▶ [GIVEN TASK]: Copy nothing but the text: repeat each entry exactly and drop the images.

□ □ □ □ □ □ □

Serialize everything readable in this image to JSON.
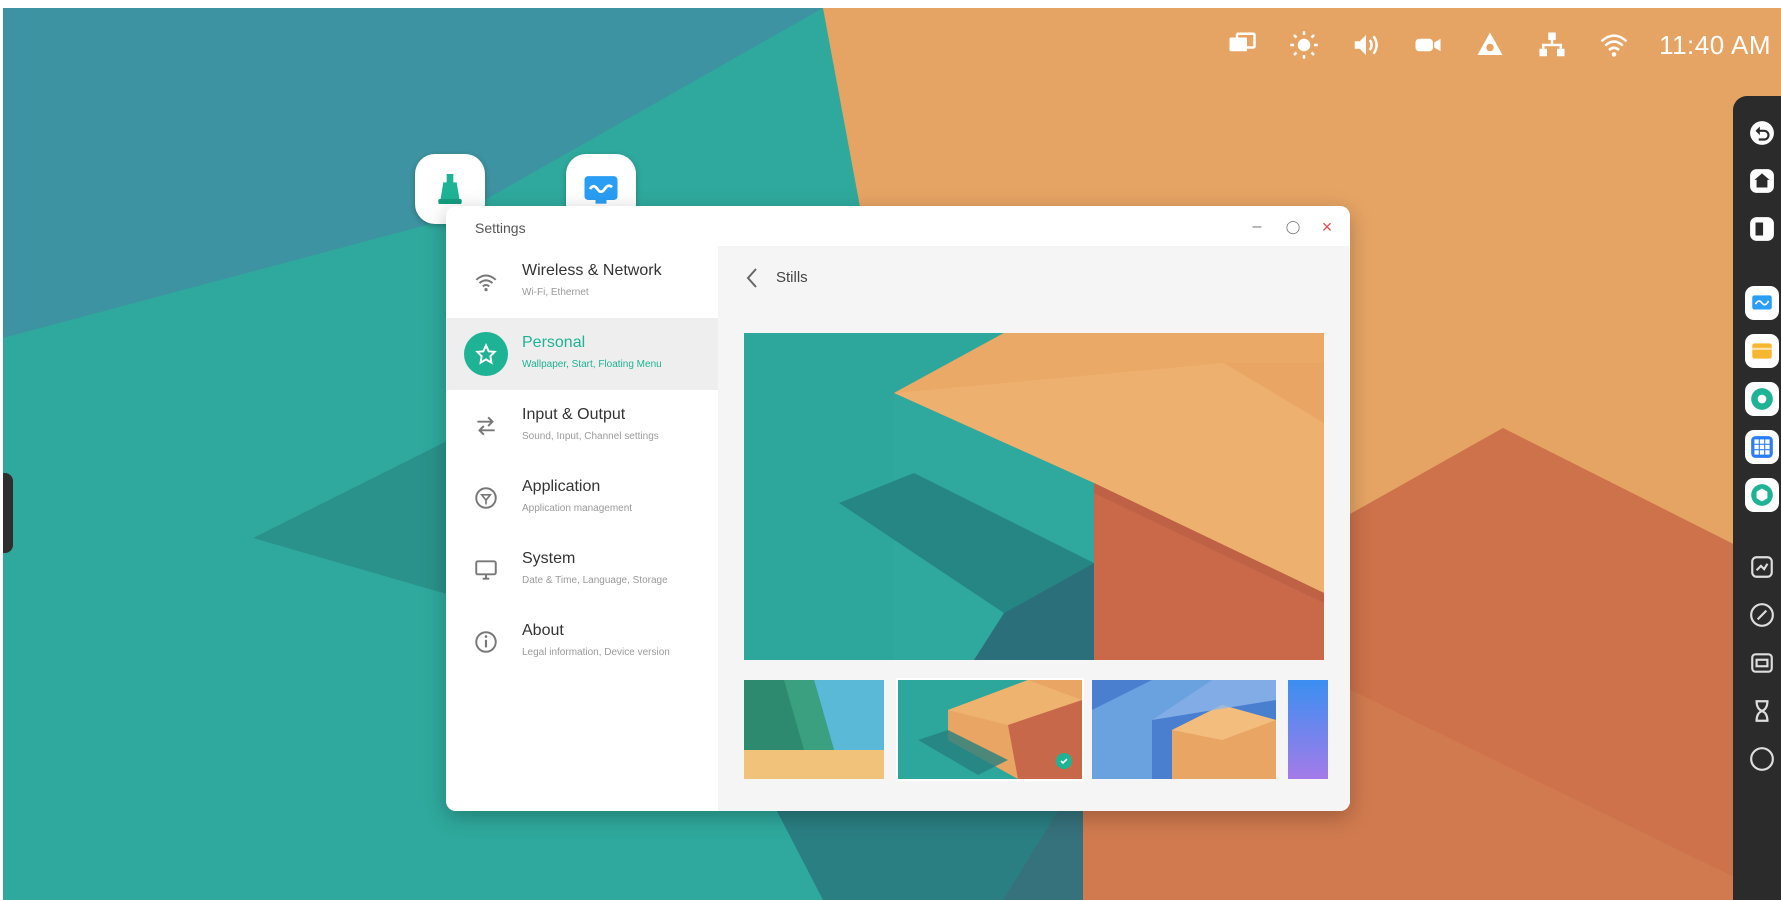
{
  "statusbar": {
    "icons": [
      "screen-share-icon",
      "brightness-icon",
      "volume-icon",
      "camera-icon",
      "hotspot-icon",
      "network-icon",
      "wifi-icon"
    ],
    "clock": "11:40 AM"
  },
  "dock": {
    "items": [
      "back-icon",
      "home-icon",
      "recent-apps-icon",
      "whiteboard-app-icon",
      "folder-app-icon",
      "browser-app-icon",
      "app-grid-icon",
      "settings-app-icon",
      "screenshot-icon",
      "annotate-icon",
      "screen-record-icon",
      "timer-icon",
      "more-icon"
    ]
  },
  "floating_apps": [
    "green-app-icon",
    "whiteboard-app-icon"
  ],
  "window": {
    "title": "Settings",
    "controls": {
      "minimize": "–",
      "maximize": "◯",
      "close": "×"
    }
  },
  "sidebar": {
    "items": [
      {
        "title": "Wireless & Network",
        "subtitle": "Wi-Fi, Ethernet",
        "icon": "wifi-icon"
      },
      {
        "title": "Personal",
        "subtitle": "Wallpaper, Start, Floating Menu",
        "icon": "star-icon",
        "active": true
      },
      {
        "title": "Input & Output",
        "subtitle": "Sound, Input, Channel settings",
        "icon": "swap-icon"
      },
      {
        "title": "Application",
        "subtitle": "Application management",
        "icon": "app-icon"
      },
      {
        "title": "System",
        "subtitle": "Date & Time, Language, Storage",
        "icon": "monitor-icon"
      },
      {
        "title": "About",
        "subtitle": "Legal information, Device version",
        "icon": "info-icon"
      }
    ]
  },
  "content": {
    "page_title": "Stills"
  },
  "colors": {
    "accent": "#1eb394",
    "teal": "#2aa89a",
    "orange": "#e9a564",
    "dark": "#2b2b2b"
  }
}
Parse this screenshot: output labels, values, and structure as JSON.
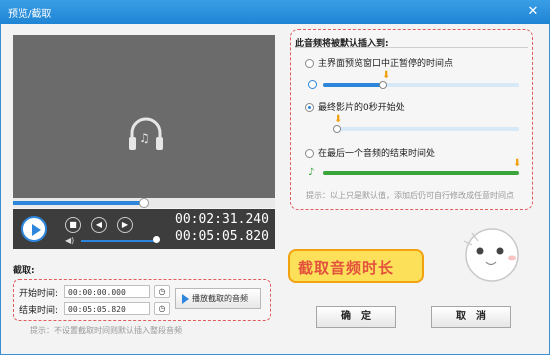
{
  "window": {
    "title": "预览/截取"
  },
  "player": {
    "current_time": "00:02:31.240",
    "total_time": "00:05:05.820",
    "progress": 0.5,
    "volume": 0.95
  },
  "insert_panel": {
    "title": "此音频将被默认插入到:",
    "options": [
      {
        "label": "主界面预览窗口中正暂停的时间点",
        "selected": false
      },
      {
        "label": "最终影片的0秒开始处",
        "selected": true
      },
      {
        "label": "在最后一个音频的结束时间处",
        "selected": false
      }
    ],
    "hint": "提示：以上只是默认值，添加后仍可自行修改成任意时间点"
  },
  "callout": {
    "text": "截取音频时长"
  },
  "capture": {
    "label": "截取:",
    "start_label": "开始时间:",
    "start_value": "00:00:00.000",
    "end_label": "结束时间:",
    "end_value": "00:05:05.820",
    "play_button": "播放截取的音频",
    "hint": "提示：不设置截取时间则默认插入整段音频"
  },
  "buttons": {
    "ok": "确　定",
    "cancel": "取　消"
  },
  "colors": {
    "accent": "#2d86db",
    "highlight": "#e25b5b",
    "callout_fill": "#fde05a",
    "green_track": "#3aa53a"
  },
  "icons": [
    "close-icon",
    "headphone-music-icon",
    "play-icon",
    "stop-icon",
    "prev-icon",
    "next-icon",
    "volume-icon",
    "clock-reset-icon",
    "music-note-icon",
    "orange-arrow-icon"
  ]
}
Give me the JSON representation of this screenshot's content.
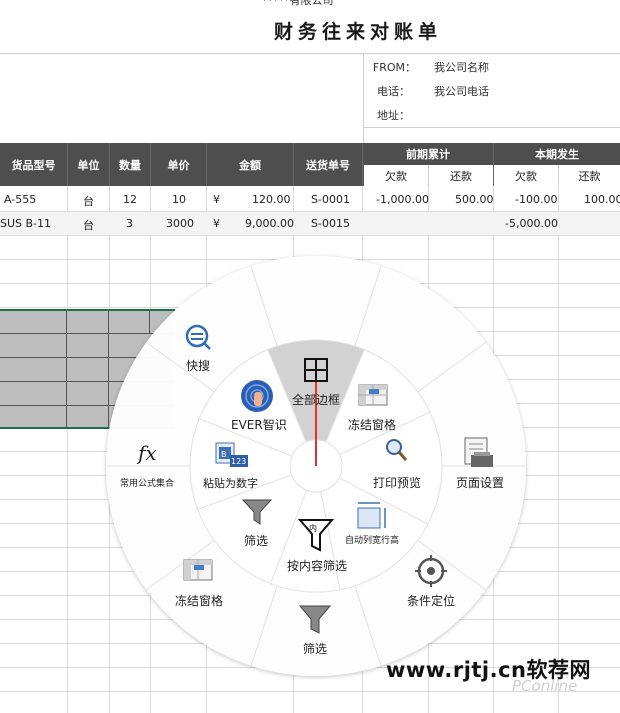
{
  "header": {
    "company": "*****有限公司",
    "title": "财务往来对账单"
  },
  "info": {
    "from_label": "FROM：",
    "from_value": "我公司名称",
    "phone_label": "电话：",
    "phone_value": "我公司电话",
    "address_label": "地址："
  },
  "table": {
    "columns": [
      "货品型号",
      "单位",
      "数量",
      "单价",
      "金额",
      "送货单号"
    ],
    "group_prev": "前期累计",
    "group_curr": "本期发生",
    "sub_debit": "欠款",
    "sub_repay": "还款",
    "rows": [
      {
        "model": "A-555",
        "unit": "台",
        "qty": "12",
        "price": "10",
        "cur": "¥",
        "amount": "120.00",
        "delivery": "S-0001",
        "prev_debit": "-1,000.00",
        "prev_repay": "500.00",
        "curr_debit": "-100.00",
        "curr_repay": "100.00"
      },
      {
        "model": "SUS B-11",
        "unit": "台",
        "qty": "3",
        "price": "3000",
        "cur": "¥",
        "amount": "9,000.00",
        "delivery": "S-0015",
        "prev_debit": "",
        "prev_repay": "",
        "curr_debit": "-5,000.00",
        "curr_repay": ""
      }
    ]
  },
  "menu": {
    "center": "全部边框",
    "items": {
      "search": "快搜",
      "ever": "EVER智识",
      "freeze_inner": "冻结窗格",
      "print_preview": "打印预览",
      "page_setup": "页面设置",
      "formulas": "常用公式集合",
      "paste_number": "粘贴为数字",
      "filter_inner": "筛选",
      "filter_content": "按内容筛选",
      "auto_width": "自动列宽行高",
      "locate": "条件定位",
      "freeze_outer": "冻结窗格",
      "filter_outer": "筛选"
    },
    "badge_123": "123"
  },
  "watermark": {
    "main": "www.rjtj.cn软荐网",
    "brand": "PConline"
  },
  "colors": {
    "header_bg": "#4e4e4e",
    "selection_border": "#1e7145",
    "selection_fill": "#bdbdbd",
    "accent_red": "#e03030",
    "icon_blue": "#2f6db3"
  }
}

□ □ □ □ □ □ □

▶ [RESPONSE FOR THIS EXERCISE]:
Serialize everything readable in this image to JSON.
{
  "statusbar": {
    "icons": [
      "screen-share-icon",
      "brightness-icon",
      "volume-icon",
      "camera-icon",
      "hotspot-icon",
      "network-icon",
      "wifi-icon"
    ],
    "clock": "11:40 AM"
  },
  "dock": {
    "items": [
      "back-icon",
      "home-icon",
      "recent-apps-icon",
      "whiteboard-app-icon",
      "folder-app-icon",
      "browser-app-icon",
      "app-grid-icon",
      "settings-app-icon",
      "screenshot-icon",
      "annotate-icon",
      "screen-record-icon",
      "timer-icon",
      "more-icon"
    ]
  },
  "floating_apps": [
    "green-app-icon",
    "whiteboard-app-icon"
  ],
  "window": {
    "title": "Settings",
    "controls": {
      "minimize": "–",
      "maximize": "◯",
      "close": "×"
    }
  },
  "sidebar": {
    "items": [
      {
        "title": "Wireless & Network",
        "subtitle": "Wi-Fi, Ethernet",
        "icon": "wifi-icon"
      },
      {
        "title": "Personal",
        "subtitle": "Wallpaper, Start, Floating Menu",
        "icon": "star-icon",
        "active": true
      },
      {
        "title": "Input & Output",
        "subtitle": "Sound, Input, Channel settings",
        "icon": "swap-icon"
      },
      {
        "title": "Application",
        "subtitle": "Application management",
        "icon": "app-icon"
      },
      {
        "title": "System",
        "subtitle": "Date & Time, Language, Storage",
        "icon": "monitor-icon"
      },
      {
        "title": "About",
        "subtitle": "Legal information, Device version",
        "icon": "info-icon"
      }
    ]
  },
  "content": {
    "page_title": "Stills"
  },
  "colors": {
    "accent": "#1eb394",
    "teal": "#2aa89a",
    "orange": "#e9a564",
    "dark": "#2b2b2b"
  }
}
Parse this screenshot: output labels, values, and structure as JSON.
{
  "window": {
    "title": "预览/截取"
  },
  "player": {
    "current_time": "00:02:31.240",
    "total_time": "00:05:05.820",
    "progress": 0.5,
    "volume": 0.95
  },
  "insert_panel": {
    "title": "此音频将被默认插入到:",
    "options": [
      {
        "label": "主界面预览窗口中正暂停的时间点",
        "selected": false
      },
      {
        "label": "最终影片的0秒开始处",
        "selected": true
      },
      {
        "label": "在最后一个音频的结束时间处",
        "selected": false
      }
    ],
    "hint": "提示：以上只是默认值，添加后仍可自行修改成任意时间点"
  },
  "callout": {
    "text": "截取音频时长"
  },
  "capture": {
    "label": "截取:",
    "start_label": "开始时间:",
    "start_value": "00:00:00.000",
    "end_label": "结束时间:",
    "end_value": "00:05:05.820",
    "play_button": "播放截取的音频",
    "hint": "提示：不设置截取时间则默认插入整段音频"
  },
  "buttons": {
    "ok": "确　定",
    "cancel": "取　消"
  },
  "colors": {
    "accent": "#2d86db",
    "highlight": "#e25b5b",
    "callout_fill": "#fde05a",
    "green_track": "#3aa53a"
  },
  "icons": [
    "close-icon",
    "headphone-music-icon",
    "play-icon",
    "stop-icon",
    "prev-icon",
    "next-icon",
    "volume-icon",
    "clock-reset-icon",
    "music-note-icon",
    "orange-arrow-icon"
  ]
}
Give me the JSON representation of this screenshot's content.
{
  "header": {
    "company": "*****有限公司",
    "title": "财务往来对账单"
  },
  "info": {
    "from_label": "FROM：",
    "from_value": "我公司名称",
    "phone_label": "电话：",
    "phone_value": "我公司电话",
    "address_label": "地址："
  },
  "table": {
    "columns": [
      "货品型号",
      "单位",
      "数量",
      "单价",
      "金额",
      "送货单号"
    ],
    "group_prev": "前期累计",
    "group_curr": "本期发生",
    "sub_debit": "欠款",
    "sub_repay": "还款",
    "rows": [
      {
        "model": "A-555",
        "unit": "台",
        "qty": "12",
        "price": "10",
        "cur": "¥",
        "amount": "120.00",
        "delivery": "S-0001",
        "prev_debit": "-1,000.00",
        "prev_repay": "500.00",
        "curr_debit": "-100.00",
        "curr_repay": "100.00"
      },
      {
        "model": "SUS B-11",
        "unit": "台",
        "qty": "3",
        "price": "3000",
        "cur": "¥",
        "amount": "9,000.00",
        "delivery": "S-0015",
        "prev_debit": "",
        "prev_repay": "",
        "curr_debit": "-5,000.00",
        "curr_repay": ""
      }
    ]
  },
  "menu": {
    "center": "全部边框",
    "items": {
      "search": "快搜",
      "ever": "EVER智识",
      "freeze_inner": "冻结窗格",
      "print_preview": "打印预览",
      "page_setup": "页面设置",
      "formulas": "常用公式集合",
      "paste_number": "粘贴为数字",
      "filter_inner": "筛选",
      "filter_content": "按内容筛选",
      "auto_width": "自动列宽行高",
      "locate": "条件定位",
      "freeze_outer": "冻结窗格",
      "filter_outer": "筛选"
    },
    "badge_123": "123"
  },
  "watermark": {
    "main": "www.rjtj.cn软荐网",
    "brand": "PConline"
  },
  "colors": {
    "header_bg": "#4e4e4e",
    "selection_border": "#1e7145",
    "selection_fill": "#bdbdbd",
    "accent_red": "#e03030",
    "icon_blue": "#2f6db3"
  }
}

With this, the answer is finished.